- _What this task involves_: Search the material below for the word "ylabel". Copy every line that has it.

- _Records that describe figures_:
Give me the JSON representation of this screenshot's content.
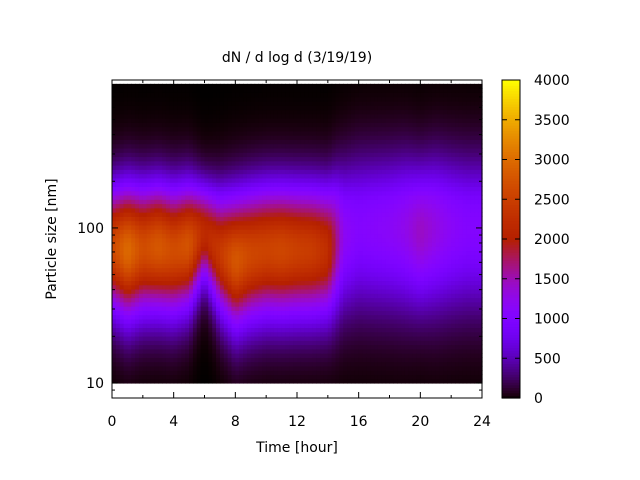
{
  "chart_data": {
    "type": "heatmap",
    "title": "dN / d log d (3/19/19)",
    "xlabel": "Time [hour]",
    "ylabel": "Particle size [nm]",
    "xlim": [
      0,
      24
    ],
    "ylim": [
      8,
      900
    ],
    "y_scale": "log",
    "x_ticks": [
      0,
      4,
      8,
      12,
      16,
      20,
      24
    ],
    "x_tick_labels": [
      "0",
      "4",
      "8",
      "12",
      "16",
      "20",
      "24"
    ],
    "y_ticks": [
      10,
      100
    ],
    "y_tick_labels": [
      "10",
      "100"
    ],
    "colorbar": {
      "min": 0,
      "max": 4000,
      "ticks": [
        0,
        500,
        1000,
        1500,
        2000,
        2500,
        3000,
        3500,
        4000
      ],
      "tick_labels": [
        "0",
        "500",
        "1000",
        "1500",
        "2000",
        "2500",
        "3000",
        "3500",
        "4000"
      ],
      "palette": "gnuplot rgbformulae 7,5,15 (black-purple-red-orange-yellow)"
    },
    "size_range_nm": [
      10,
      850
    ],
    "mode_profile": [
      {
        "hour": 0,
        "peak_nm": 75,
        "peak_value": 2600,
        "width": 0.28
      },
      {
        "hour": 1,
        "peak_nm": 72,
        "peak_value": 3000,
        "width": 0.3
      },
      {
        "hour": 2,
        "peak_nm": 74,
        "peak_value": 2650,
        "width": 0.29
      },
      {
        "hour": 3,
        "peak_nm": 76,
        "peak_value": 2800,
        "width": 0.29
      },
      {
        "hour": 4,
        "peak_nm": 72,
        "peak_value": 2650,
        "width": 0.29
      },
      {
        "hour": 5,
        "peak_nm": 78,
        "peak_value": 2750,
        "width": 0.28
      },
      {
        "hour": 6,
        "peak_nm": 95,
        "peak_value": 2150,
        "width": 0.22
      },
      {
        "hour": 7,
        "peak_nm": 70,
        "peak_value": 2400,
        "width": 0.27
      },
      {
        "hour": 8,
        "peak_nm": 62,
        "peak_value": 2800,
        "width": 0.3
      },
      {
        "hour": 9,
        "peak_nm": 68,
        "peak_value": 2600,
        "width": 0.3
      },
      {
        "hour": 10,
        "peak_nm": 72,
        "peak_value": 2550,
        "width": 0.3
      },
      {
        "hour": 11,
        "peak_nm": 72,
        "peak_value": 2600,
        "width": 0.3
      },
      {
        "hour": 12,
        "peak_nm": 72,
        "peak_value": 2500,
        "width": 0.3
      },
      {
        "hour": 13,
        "peak_nm": 72,
        "peak_value": 2450,
        "width": 0.3
      },
      {
        "hour": 14,
        "peak_nm": 72,
        "peak_value": 2250,
        "width": 0.3
      },
      {
        "hour": 15,
        "peak_nm": 90,
        "peak_value": 1200,
        "width": 0.34
      },
      {
        "hour": 16,
        "peak_nm": 100,
        "peak_value": 1050,
        "width": 0.36
      },
      {
        "hour": 17,
        "peak_nm": 100,
        "peak_value": 1100,
        "width": 0.36
      },
      {
        "hour": 18,
        "peak_nm": 100,
        "peak_value": 1150,
        "width": 0.36
      },
      {
        "hour": 19,
        "peak_nm": 100,
        "peak_value": 1250,
        "width": 0.36
      },
      {
        "hour": 20,
        "peak_nm": 95,
        "peak_value": 1450,
        "width": 0.34
      },
      {
        "hour": 21,
        "peak_nm": 100,
        "peak_value": 1300,
        "width": 0.36
      },
      {
        "hour": 22,
        "peak_nm": 100,
        "peak_value": 1150,
        "width": 0.36
      },
      {
        "hour": 23,
        "peak_nm": 100,
        "peak_value": 1050,
        "width": 0.36
      },
      {
        "hour": 24,
        "peak_nm": 100,
        "peak_value": 1050,
        "width": 0.36
      }
    ]
  }
}
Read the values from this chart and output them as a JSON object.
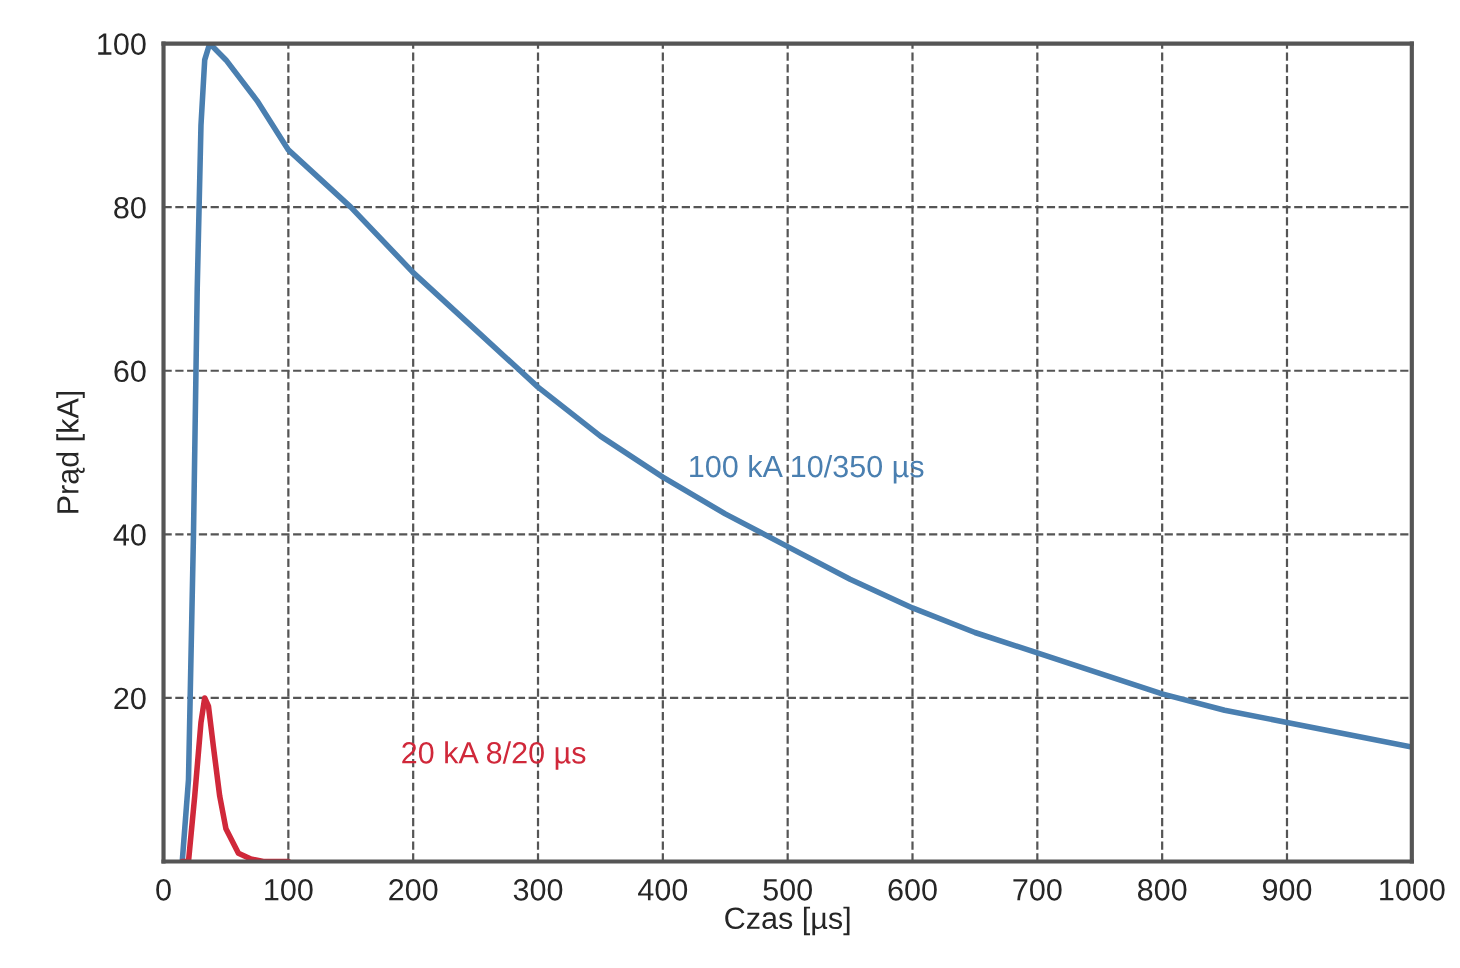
{
  "chart_data": {
    "type": "line",
    "xlabel": "Czas [µs]",
    "ylabel": "Prąd [kA]",
    "xlim": [
      0,
      1000
    ],
    "ylim": [
      0,
      100
    ],
    "xticks": [
      0,
      100,
      200,
      300,
      400,
      500,
      600,
      700,
      800,
      900,
      1000
    ],
    "yticks": [
      20,
      40,
      60,
      80,
      100
    ],
    "grid": true,
    "legend": false,
    "marker": "none",
    "line_style": "solid",
    "series": [
      {
        "name": "100 kA 10/350 µs",
        "color": "#4a7fb0",
        "x": [
          15,
          20,
          24,
          27,
          30,
          33,
          37,
          50,
          75,
          100,
          150,
          200,
          250,
          300,
          350,
          400,
          450,
          500,
          550,
          600,
          650,
          700,
          750,
          800,
          850,
          900,
          950,
          1000
        ],
        "values": [
          0,
          10,
          40,
          70,
          90,
          98,
          100,
          98,
          93,
          87,
          80,
          72,
          65,
          58,
          52,
          47,
          42.5,
          38.5,
          34.5,
          31,
          28,
          25.5,
          23,
          20.5,
          18.5,
          17,
          15.5,
          14
        ]
      },
      {
        "name": "20 kA 8/20 µs",
        "color": "#d0283a",
        "x": [
          15,
          20,
          25,
          30,
          33,
          36,
          40,
          45,
          50,
          60,
          70,
          80,
          100
        ],
        "values": [
          0,
          0,
          8,
          17,
          20,
          19,
          14,
          8,
          4,
          1,
          0.3,
          0,
          0
        ]
      }
    ]
  }
}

- _Full answer_:
    "ylabel": "Particle size [nm]",
    "ylabel": "Prąd [kA]",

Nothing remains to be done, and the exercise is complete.